**What you will do**
Show all lines that include the string "aderenza"; copy each one.

Data tied to figure images:
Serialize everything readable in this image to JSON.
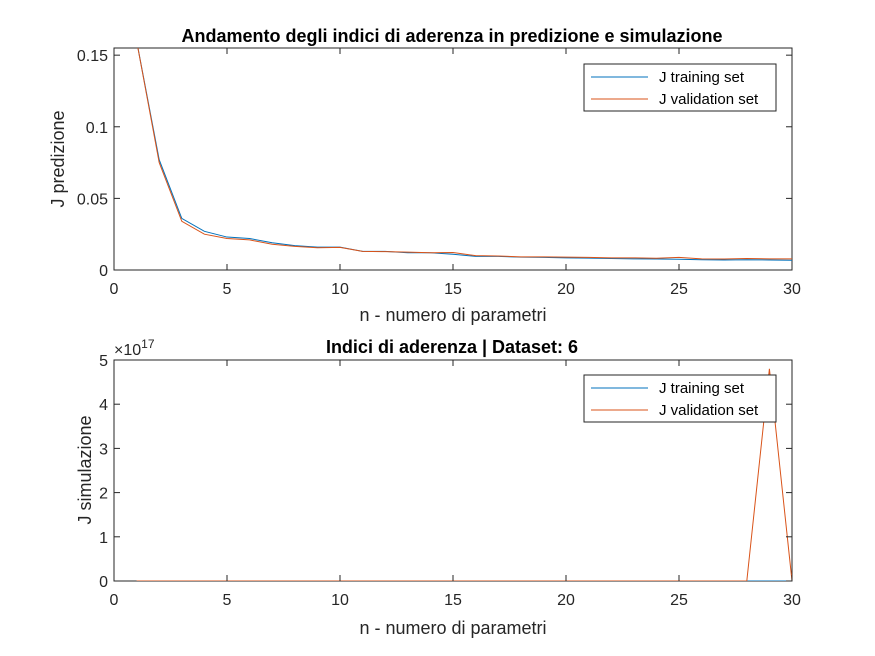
{
  "chart_data": [
    {
      "type": "line",
      "title": "Andamento degli indici di aderenza in predizione e simulazione",
      "xlabel": "n - numero di parametri",
      "ylabel": "J predizione",
      "xlim": [
        0,
        30
      ],
      "ylim": [
        0,
        0.155
      ],
      "xticks": [
        "0",
        "5",
        "10",
        "15",
        "20",
        "25",
        "30"
      ],
      "yticks": [
        "0",
        "0.05",
        "0.1",
        "0.15"
      ],
      "ytick_values": [
        0,
        0.05,
        0.1,
        0.15
      ],
      "exponent": "",
      "grid": false,
      "legend_position": "top-right",
      "x": [
        1,
        2,
        3,
        4,
        5,
        6,
        7,
        8,
        9,
        10,
        11,
        12,
        13,
        14,
        15,
        16,
        17,
        18,
        19,
        20,
        21,
        22,
        23,
        24,
        25,
        26,
        27,
        28,
        29,
        30
      ],
      "series": [
        {
          "name": "J training set",
          "color": "#0072BD",
          "values": [
            0.16,
            0.077,
            0.036,
            0.027,
            0.023,
            0.022,
            0.019,
            0.017,
            0.016,
            0.016,
            0.013,
            0.013,
            0.012,
            0.012,
            0.011,
            0.0095,
            0.0095,
            0.009,
            0.0088,
            0.0085,
            0.0083,
            0.008,
            0.0078,
            0.0077,
            0.0075,
            0.0072,
            0.007,
            0.0072,
            0.007,
            0.0068
          ]
        },
        {
          "name": "J validation set",
          "color": "#D95319",
          "values": [
            0.16,
            0.075,
            0.034,
            0.025,
            0.022,
            0.021,
            0.018,
            0.0165,
            0.0155,
            0.0158,
            0.013,
            0.0128,
            0.0125,
            0.012,
            0.0122,
            0.01,
            0.0098,
            0.0092,
            0.0092,
            0.009,
            0.0088,
            0.0085,
            0.0085,
            0.0082,
            0.0088,
            0.0078,
            0.0077,
            0.008,
            0.0078,
            0.0078
          ]
        }
      ]
    },
    {
      "type": "line",
      "title": "Indici di aderenza | Dataset: 6",
      "xlabel": "n - numero di parametri",
      "ylabel": "J simulazione",
      "xlim": [
        0,
        30
      ],
      "ylim": [
        0,
        5e+17
      ],
      "xticks": [
        "0",
        "5",
        "10",
        "15",
        "20",
        "25",
        "30"
      ],
      "yticks": [
        "0",
        "1",
        "2",
        "3",
        "4",
        "5"
      ],
      "ytick_values": [
        0,
        1e+17,
        2e+17,
        3e+17,
        4e+17,
        5e+17
      ],
      "exponent": "×10",
      "exponent_power": "17",
      "grid": false,
      "legend_position": "top-right",
      "x": [
        1,
        2,
        3,
        4,
        5,
        6,
        7,
        8,
        9,
        10,
        11,
        12,
        13,
        14,
        15,
        16,
        17,
        18,
        19,
        20,
        21,
        22,
        23,
        24,
        25,
        26,
        27,
        28,
        29,
        30
      ],
      "series": [
        {
          "name": "J training set",
          "color": "#0072BD",
          "values": [
            0,
            0,
            0,
            0,
            0,
            0,
            0,
            0,
            0,
            0,
            0,
            0,
            0,
            0,
            0,
            0,
            0,
            0,
            0,
            0,
            0,
            0,
            0,
            0,
            0,
            0,
            0,
            0,
            0,
            0
          ]
        },
        {
          "name": "J validation set",
          "color": "#D95319",
          "values": [
            0,
            0,
            0,
            0,
            0,
            0,
            0,
            0,
            0,
            0,
            0,
            0,
            0,
            0,
            0,
            0,
            0,
            0,
            0,
            0,
            0,
            0,
            0,
            0,
            0,
            0,
            0,
            0,
            4.8e+17,
            0
          ]
        }
      ]
    }
  ]
}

**Answer in full**
      "title": "Andamento degli indici di aderenza in predizione e simulazione",
      "title": "Indici di aderenza | Dataset: 6",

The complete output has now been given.